Exercise task 1 »
In the methods passage on teachers' views of grade retention, substitute "responses" for "observations" and write out the part that opens with the words containing "The project titled" and closes with "was 4297 observations.".
Exercise task 2 »
Answer these questions using the methods passage on teachers' views of grade retention:
(a) How many items were included in the complementary questionnaires for fourth-grade teachers?
(b) Who originally developed The Grade Retention Survey, and in what year?
(c) What reliability did the original survey have, as measured by Cronbach's Alpha?
Exercise task 3 »
Continue the methods passage on teachers' views of grade retention from its final sentence.

Passage provided »
•••

The project titled “Perceptions of School Repetition in the Context of Implementing Decree 67” was selected for this purpose, allowing us to include 17 items in the complementary questionnaires for teachers of 4th grade applied in person together with the SIMCE national test during November 2023.
3.2. Participants
The Education Quality Agency administered the questionnaire to all Chilean head fourth-grade teachers as part of the complementary teachers’ survey conducted alongside the SIMCE 2023 national test. To access the public databases, a formal request must be submitted through the official website of SIMCE (See Data Availability Statement). The total number of surveyed teachers who completed the items on perceptions of grade retention was 4297 observations.
According to the State of Chile’s protocols for handling personal data, all datasets used had a blind personal identifier provided by the Education Quality Agency. The identifier allows blind access to the responses of all teachers, safeguarding the confidentiality of the information used. At the same time, this dataset allows cross-referencing such data with data at the school level existing in Chile.
3.3. Instrument
The survey instrument used was an adaptation of The Grade Retention Survey, originally developed by
Manley (
1988). This instrument was selected primarily because it has been widely used in numerous studies over time since its publication (e.g.,
Feathers, 2020;
Kerr, 2007;
Richardson, 2010) but, to the best of our knowledge, has never undergone a formal validation process.
This survey originally consisted of 35 items on teachers’ perceptions and beliefs about grade retention, measured using a six-option Likert scale ranging from “strongly disagree” to “strongly agree”, with a reliability of 0.72 measured by Cronbach’s Alpha (
Manley, 1988). For the present study, we selected a series of items from the version of this questionnaire applied by
Feathers (
2020), which consisted of 27 items, where some questions were rephrased from the original version of the survey. We include 14 items from the original scale. The selected items were focused on the perceived consequences of grade retention and perceptions regarding who should bear the responsibility for applying this type of sanction.
In addition to the selected 14 items from the original questionnaire, 3 items relevant to the Chilean context were added. These questions specifically addressed whether teachers associate their teaching methods with the number of students who repeat a grade and their perceptions of who is responsible for academic failure. These specific questions are relevant to the Chilean reality, considering that the limited research available for Chile has shown that only a very low percentage of teachers relate failure to how knowledge is delivered by them and the school or with the quality of teaching in the classroom (
Román, 2013;
Meyer, 2022). Likewise, it is important given the meritocratic discourse in Chile, where they are led to believe that their personal effort is the sole explanation for educational success and school failure (
Peña & Toledo, 2017). Additionally, teachers were asked whether the availability of complementary support could determine grade retention, as the new Decree 67 explicitly states that students repeating a grade must receive academic support.

•••

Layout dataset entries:

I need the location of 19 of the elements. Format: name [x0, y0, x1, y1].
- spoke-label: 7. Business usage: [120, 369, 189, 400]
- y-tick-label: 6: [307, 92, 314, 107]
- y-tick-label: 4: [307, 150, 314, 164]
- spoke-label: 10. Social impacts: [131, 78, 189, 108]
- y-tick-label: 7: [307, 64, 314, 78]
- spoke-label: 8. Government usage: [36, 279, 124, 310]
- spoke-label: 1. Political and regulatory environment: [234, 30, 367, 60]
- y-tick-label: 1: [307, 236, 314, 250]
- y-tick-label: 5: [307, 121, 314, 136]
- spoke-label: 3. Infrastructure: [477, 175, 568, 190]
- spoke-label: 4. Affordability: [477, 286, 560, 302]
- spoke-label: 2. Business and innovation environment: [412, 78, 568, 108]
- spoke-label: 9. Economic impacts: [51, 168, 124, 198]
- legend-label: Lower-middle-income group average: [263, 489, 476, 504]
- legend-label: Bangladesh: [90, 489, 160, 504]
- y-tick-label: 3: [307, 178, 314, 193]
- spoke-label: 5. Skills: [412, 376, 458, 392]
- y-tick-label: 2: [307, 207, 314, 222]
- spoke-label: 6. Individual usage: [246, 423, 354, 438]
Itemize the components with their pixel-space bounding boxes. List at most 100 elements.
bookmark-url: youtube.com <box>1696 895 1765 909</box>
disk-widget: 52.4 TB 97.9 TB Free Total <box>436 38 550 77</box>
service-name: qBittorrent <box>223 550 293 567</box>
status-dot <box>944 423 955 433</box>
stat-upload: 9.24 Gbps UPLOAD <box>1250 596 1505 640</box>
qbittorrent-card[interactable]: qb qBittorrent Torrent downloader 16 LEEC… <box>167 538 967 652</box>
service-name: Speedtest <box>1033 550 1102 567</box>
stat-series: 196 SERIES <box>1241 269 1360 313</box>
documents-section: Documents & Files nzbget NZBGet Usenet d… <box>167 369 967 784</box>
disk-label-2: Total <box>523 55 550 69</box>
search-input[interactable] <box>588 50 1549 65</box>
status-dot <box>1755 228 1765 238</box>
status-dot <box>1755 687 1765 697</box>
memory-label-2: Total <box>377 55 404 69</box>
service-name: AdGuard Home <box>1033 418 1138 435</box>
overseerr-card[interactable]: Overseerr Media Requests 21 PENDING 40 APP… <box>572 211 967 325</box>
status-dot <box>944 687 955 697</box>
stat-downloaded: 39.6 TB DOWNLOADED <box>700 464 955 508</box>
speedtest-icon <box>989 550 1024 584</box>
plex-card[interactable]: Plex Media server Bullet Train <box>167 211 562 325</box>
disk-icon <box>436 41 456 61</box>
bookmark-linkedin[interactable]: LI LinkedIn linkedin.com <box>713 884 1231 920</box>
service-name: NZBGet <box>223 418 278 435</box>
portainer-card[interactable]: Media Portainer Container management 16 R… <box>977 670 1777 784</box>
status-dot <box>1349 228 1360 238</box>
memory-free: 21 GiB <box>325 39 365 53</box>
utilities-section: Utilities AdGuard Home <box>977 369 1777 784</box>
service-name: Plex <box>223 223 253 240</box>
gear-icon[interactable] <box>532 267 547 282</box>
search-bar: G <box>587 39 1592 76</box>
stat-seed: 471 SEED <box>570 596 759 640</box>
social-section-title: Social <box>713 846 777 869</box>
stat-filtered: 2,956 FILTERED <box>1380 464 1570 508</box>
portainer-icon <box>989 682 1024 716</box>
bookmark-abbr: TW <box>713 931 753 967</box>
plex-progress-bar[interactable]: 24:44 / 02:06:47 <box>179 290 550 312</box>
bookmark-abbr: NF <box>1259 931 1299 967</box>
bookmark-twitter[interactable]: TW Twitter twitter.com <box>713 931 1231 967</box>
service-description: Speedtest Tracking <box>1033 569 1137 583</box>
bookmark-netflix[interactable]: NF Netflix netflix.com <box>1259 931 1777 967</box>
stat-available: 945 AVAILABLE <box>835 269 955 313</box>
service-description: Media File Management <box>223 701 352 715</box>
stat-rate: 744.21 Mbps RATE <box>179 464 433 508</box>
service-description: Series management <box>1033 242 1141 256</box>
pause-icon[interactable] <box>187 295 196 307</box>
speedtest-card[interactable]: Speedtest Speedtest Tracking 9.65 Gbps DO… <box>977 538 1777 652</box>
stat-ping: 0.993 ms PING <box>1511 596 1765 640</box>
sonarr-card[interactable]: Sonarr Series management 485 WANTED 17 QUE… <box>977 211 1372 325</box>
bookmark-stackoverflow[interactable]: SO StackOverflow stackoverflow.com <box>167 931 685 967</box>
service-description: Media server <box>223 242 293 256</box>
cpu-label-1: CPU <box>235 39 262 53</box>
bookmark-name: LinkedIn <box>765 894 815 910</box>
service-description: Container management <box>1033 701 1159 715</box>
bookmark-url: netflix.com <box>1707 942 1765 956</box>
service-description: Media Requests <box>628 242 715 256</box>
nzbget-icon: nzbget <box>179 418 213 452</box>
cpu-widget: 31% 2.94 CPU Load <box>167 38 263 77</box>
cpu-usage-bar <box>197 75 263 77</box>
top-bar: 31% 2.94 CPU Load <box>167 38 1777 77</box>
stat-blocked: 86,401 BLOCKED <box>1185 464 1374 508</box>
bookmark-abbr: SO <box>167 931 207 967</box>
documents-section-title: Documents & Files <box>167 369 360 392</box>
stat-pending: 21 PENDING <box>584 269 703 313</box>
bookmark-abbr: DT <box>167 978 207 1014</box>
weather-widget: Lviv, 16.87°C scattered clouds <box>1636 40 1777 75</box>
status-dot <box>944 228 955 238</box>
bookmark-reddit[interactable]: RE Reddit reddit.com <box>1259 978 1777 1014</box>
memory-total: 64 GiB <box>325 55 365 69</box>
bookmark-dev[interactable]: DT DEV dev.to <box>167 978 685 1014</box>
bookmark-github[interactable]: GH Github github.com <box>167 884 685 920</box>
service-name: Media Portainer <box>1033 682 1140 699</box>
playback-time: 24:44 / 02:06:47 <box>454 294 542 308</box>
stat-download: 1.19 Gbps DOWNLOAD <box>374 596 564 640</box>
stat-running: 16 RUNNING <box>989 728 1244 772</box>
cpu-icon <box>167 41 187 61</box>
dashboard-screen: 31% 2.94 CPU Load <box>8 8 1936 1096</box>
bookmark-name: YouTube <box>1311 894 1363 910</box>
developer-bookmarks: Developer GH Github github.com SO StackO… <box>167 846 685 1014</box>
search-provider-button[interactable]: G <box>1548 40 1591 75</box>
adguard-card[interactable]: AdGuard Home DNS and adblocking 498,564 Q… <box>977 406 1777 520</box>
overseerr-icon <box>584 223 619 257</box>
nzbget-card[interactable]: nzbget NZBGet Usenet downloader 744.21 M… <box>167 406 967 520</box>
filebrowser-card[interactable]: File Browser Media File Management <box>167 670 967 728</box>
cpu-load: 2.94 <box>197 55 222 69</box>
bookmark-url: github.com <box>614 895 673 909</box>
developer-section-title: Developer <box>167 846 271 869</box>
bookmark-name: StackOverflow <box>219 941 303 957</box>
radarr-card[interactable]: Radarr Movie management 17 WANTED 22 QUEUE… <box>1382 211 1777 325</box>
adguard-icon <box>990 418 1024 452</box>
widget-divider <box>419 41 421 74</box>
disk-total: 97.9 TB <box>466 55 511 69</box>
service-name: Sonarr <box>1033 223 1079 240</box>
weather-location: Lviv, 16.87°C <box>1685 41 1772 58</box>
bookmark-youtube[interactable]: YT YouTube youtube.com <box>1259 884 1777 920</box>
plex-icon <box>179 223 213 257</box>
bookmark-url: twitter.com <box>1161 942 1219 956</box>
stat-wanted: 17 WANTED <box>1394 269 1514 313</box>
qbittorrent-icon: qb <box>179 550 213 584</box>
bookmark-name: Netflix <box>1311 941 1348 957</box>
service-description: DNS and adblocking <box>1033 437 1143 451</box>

•••

Task response 1 »
The project titled “Perceptions of School Repetition in the Context of Implementing Decree 67” was selected for this purpose, allowing us to include 17 items in the complementary questionnaires for teachers of 4th grade applied in person together with the SIMCE national test during November 2023.
3.2. Participants
The Education Quality Agency administered the questionnaire to all Chilean head fourth-grade teachers as part of the complementary teachers’ survey conducted alongside the SIMCE 2023 national test. To access the public databases, a formal request must be submitted through the official website of SIMCE (See Data Availability Statement). The total number of surveyed teachers who completed the items on perceptions of grade retention was 4297 responses.

Task response 2 »
(a) 17 items.
(b) Manley, in 1988.
(c) 0.72.

Task response 3 »
The selected items were initially translated, rephrased, and reviewed by the research team. This translation was reviewed by three educational research experts, who validated the initial translation. Additionally, a third review was conducted by the staff of the Education Quality Agency, which administered the final questionnaire. Both revisions provided us with suggestions to improve understanding and application of the questionnaire. This process refined the wording and enhanced the phrasing of some questions when translated into Spanish, ensuring the correct application of the new questionnaire.
The original scale was adjusted to a four-option Likert scale (Strongly Disagree, Disagree, Agree, Strongly Agree). This avoids neutral responses and forces teachers to choose an option concerning the provided alternatives.
Table A3 in
Appendix A.2 shows all the items included in Spanish, and
Table A4 in
Appendix A.2 provides a direct English translation of the items.
3.4. Data Analysis
First, a descriptive inspection of the items was carried out to determine their level of discrimination. This was done to confirm whether the item-scale relationship was above 0.3 for all considered items, the minimum threshold to ensure sufficient discrimination (
Robinson et al., 1991, p. 13). The reliability of the scale was assessed by calculating Cronbach’s Alpha with standardized items and McDonald’s Omega, using the polychoric correlation matrix to account for the ordinal nature of the items (
Flora, 2020;
Hayes & Coutts, 2020). Values greater than 0.8 for both Cronbach’s Alpha and McDonald’s Omega were considered indicative of a robust measurement instrument (
Intimayta-Escalante et al., 2025;
DeVellis, 2017;
Reise et al., 2013;
Robinson et al., 1991, p. 13). Additionally, this inspection verified that all items had the same direction; if this condition was not met, the direction of the variable in question was reversed.
Subsequently, the methodology followed is the EFA within CFA framework (E/CFA) proposed by Jöreskog (
Brown, 2015;
Jöreskog, 1969;
Sanders et al., 2015;
Sullivan & Davila, 2022). Jöreskog’s E/CFA methodology begins with estimating an Exploratory Factor Analysis (EFA), which in this case, was conducted using the principal factor method. For this analysis, we consider only the 14 items that belong to the original scale developed by
Manley (
1988).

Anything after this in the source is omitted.